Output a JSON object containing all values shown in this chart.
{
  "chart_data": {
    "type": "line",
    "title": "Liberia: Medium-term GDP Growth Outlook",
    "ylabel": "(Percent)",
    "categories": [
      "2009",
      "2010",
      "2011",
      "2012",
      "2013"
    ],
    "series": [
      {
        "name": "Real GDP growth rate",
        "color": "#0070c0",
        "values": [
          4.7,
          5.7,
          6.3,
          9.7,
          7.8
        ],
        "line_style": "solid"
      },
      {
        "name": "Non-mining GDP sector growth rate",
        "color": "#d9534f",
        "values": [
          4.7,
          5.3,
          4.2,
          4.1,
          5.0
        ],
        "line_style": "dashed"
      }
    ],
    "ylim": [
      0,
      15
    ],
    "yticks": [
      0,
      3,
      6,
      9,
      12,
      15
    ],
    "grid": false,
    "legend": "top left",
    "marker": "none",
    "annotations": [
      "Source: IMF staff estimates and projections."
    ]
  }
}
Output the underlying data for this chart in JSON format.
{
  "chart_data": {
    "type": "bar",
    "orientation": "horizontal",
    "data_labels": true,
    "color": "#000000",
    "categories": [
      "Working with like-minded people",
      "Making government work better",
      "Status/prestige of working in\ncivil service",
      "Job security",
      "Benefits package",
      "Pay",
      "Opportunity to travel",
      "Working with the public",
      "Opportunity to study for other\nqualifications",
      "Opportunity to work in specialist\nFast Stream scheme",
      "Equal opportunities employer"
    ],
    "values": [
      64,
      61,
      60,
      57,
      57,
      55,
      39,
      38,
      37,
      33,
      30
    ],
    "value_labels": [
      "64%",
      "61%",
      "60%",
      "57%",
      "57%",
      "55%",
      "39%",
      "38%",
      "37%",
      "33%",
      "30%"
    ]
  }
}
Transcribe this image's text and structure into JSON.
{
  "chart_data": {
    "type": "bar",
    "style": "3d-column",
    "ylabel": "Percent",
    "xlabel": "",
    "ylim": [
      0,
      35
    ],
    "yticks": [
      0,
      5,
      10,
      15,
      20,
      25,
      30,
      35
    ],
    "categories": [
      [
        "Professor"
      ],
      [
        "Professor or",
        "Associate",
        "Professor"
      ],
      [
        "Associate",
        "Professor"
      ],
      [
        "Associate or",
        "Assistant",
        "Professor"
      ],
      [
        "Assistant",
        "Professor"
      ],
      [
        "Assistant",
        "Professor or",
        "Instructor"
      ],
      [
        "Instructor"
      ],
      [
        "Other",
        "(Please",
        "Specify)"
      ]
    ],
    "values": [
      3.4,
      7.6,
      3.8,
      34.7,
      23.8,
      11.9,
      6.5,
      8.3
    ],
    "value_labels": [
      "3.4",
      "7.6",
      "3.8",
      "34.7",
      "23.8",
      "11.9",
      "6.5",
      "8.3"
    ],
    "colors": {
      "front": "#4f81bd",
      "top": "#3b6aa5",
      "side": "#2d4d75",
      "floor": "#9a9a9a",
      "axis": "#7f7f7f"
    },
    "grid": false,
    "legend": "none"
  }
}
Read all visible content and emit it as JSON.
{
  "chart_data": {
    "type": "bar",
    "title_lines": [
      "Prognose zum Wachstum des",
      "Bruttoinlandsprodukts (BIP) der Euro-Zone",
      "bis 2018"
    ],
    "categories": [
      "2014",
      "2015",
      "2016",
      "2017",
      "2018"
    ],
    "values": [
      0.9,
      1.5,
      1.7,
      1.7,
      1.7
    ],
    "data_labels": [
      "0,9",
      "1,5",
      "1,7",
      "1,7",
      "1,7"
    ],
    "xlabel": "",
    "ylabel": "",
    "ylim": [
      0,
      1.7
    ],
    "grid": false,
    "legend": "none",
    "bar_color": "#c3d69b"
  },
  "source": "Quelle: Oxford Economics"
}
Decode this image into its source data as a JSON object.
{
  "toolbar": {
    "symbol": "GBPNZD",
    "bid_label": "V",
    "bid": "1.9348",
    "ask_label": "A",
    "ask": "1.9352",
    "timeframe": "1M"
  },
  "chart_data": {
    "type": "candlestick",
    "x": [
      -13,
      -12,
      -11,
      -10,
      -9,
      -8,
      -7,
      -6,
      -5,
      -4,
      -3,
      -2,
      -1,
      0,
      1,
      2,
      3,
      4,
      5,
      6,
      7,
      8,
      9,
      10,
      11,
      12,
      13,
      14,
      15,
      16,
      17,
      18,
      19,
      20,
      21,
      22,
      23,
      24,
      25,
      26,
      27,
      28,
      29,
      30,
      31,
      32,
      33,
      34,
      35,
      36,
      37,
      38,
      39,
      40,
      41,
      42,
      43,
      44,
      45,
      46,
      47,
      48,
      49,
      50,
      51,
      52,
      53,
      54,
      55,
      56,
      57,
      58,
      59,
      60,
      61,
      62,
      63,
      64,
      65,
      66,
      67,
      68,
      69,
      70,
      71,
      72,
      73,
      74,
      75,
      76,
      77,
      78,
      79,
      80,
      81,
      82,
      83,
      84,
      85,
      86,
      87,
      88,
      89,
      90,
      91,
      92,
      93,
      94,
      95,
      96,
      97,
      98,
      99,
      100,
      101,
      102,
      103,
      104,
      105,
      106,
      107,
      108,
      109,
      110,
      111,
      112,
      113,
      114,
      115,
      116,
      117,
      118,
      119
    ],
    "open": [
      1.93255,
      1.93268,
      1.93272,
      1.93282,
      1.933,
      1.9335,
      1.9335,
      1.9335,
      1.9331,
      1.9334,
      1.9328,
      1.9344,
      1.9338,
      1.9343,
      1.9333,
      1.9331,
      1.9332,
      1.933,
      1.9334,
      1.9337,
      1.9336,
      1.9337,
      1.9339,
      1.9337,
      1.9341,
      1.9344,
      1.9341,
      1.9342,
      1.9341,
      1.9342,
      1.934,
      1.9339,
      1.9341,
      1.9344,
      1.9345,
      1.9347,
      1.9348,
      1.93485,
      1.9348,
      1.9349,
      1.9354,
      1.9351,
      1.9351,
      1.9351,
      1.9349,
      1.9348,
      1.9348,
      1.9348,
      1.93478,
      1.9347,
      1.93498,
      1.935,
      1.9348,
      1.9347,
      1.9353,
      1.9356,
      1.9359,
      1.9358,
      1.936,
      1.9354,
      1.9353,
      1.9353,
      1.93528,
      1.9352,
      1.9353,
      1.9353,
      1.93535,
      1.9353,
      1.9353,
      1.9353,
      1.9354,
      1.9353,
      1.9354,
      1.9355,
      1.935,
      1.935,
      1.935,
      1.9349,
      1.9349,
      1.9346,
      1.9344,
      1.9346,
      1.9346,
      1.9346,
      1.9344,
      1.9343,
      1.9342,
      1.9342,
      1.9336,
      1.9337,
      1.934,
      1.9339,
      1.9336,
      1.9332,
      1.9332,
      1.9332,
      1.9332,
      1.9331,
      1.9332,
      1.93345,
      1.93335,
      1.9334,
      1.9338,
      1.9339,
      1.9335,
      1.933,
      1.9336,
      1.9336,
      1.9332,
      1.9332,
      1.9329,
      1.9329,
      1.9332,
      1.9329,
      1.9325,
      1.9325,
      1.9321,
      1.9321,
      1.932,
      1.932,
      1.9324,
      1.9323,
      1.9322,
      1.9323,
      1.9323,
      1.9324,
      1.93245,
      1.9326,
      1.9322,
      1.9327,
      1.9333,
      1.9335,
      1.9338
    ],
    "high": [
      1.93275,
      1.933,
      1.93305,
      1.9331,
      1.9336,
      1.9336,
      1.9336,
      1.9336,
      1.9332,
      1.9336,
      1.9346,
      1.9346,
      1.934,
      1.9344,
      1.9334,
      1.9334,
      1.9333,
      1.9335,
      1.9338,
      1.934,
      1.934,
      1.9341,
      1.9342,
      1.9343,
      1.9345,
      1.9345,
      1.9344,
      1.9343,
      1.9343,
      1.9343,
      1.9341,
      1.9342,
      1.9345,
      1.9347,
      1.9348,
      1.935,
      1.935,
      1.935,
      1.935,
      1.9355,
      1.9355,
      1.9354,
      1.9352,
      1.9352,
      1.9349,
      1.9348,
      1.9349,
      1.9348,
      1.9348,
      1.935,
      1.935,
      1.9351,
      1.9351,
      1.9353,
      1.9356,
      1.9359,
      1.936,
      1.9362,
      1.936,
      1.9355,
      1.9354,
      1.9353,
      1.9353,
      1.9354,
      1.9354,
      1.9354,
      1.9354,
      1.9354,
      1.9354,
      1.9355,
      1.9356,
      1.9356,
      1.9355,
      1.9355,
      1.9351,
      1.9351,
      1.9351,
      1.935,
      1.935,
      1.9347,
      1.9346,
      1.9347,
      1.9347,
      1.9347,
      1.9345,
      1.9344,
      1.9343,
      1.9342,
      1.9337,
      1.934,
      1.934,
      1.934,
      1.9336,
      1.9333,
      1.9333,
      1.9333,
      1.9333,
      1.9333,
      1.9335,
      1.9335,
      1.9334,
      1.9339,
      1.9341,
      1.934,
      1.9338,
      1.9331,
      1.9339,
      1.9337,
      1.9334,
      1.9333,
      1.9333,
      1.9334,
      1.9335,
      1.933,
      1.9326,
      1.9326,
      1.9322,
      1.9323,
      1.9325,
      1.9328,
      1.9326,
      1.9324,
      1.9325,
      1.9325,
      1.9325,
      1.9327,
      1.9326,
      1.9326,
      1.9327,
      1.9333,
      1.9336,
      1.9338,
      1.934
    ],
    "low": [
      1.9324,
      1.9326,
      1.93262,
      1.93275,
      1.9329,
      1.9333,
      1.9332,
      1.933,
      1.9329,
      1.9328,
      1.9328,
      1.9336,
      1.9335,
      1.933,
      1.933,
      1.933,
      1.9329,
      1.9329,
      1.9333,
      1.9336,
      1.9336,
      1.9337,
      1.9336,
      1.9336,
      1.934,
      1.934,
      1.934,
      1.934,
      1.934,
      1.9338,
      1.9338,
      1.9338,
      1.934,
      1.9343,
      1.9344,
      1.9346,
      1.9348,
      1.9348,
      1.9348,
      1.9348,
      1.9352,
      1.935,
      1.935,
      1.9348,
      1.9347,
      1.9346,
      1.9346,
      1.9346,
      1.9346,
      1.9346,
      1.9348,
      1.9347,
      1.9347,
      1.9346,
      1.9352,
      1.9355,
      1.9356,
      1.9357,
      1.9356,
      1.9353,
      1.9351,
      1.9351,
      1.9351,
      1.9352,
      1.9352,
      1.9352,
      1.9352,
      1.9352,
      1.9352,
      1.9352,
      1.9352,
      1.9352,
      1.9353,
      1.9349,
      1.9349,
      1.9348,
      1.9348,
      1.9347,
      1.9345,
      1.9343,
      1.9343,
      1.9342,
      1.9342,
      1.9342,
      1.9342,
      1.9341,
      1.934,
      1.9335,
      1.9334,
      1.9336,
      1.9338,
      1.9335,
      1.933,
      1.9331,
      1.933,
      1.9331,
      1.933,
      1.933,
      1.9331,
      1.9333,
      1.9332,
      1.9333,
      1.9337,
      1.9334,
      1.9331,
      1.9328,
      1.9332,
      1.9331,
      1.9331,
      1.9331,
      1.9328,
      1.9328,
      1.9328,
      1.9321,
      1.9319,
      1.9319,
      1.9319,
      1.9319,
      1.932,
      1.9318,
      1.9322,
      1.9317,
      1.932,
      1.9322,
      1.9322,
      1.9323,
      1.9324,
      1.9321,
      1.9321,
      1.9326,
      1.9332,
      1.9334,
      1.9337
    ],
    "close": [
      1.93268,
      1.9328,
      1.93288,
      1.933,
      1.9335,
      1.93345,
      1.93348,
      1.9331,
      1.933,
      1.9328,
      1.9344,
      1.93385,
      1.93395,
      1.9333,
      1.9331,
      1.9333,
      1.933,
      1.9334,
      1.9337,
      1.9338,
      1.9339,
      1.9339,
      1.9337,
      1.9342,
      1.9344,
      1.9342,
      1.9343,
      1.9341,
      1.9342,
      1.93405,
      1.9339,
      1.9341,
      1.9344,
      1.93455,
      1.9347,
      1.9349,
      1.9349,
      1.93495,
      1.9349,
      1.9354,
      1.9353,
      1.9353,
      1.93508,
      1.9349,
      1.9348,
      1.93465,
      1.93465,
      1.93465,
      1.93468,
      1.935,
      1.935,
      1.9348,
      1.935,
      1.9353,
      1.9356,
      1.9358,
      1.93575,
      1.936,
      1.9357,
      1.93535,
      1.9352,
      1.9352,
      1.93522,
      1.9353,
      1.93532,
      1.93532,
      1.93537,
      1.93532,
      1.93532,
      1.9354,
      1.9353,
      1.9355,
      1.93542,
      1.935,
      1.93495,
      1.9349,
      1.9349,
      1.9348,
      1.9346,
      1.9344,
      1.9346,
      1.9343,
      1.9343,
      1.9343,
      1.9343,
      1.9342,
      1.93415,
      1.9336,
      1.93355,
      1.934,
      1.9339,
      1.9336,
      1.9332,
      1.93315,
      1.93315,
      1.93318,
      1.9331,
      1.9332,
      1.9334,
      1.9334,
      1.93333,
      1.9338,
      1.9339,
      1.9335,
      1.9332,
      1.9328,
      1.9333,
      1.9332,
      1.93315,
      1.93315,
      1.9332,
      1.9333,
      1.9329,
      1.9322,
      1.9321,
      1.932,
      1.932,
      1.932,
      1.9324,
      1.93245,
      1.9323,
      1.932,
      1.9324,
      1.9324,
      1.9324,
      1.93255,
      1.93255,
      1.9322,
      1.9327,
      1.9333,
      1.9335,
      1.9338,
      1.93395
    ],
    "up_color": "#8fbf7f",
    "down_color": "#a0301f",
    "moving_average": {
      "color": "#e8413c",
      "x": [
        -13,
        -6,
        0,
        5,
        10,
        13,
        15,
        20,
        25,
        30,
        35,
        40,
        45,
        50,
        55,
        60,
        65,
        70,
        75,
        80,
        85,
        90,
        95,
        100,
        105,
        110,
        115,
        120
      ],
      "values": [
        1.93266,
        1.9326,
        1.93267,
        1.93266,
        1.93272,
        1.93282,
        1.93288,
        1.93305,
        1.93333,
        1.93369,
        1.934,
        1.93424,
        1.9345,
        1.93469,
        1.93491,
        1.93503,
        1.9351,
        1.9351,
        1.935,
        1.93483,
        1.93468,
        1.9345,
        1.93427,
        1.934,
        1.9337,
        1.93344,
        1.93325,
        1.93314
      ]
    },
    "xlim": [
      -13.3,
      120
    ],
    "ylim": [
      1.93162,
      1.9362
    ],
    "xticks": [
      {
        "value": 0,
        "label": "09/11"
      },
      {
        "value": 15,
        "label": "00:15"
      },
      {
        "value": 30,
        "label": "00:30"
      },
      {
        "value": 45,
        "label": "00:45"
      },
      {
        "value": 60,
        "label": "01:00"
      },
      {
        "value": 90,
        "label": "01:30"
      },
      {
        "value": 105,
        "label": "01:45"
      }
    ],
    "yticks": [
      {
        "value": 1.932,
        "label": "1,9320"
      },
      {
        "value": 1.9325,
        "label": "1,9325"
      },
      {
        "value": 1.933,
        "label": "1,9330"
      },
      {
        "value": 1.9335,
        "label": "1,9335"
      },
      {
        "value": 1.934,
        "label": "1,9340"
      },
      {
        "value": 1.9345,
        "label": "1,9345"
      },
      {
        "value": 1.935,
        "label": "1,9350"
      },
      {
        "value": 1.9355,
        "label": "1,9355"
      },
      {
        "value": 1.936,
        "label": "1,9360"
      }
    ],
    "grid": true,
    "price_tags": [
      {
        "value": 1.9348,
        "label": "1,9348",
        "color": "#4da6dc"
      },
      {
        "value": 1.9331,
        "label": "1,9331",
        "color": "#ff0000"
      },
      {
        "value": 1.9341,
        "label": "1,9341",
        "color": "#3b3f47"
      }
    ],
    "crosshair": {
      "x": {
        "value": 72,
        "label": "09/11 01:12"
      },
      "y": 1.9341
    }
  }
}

----

GIVEN REQUEST: How many lines of these entries hold the string "Output"? Answer with the number alone.

RESPONSE FOR THIS EXERCISE: 2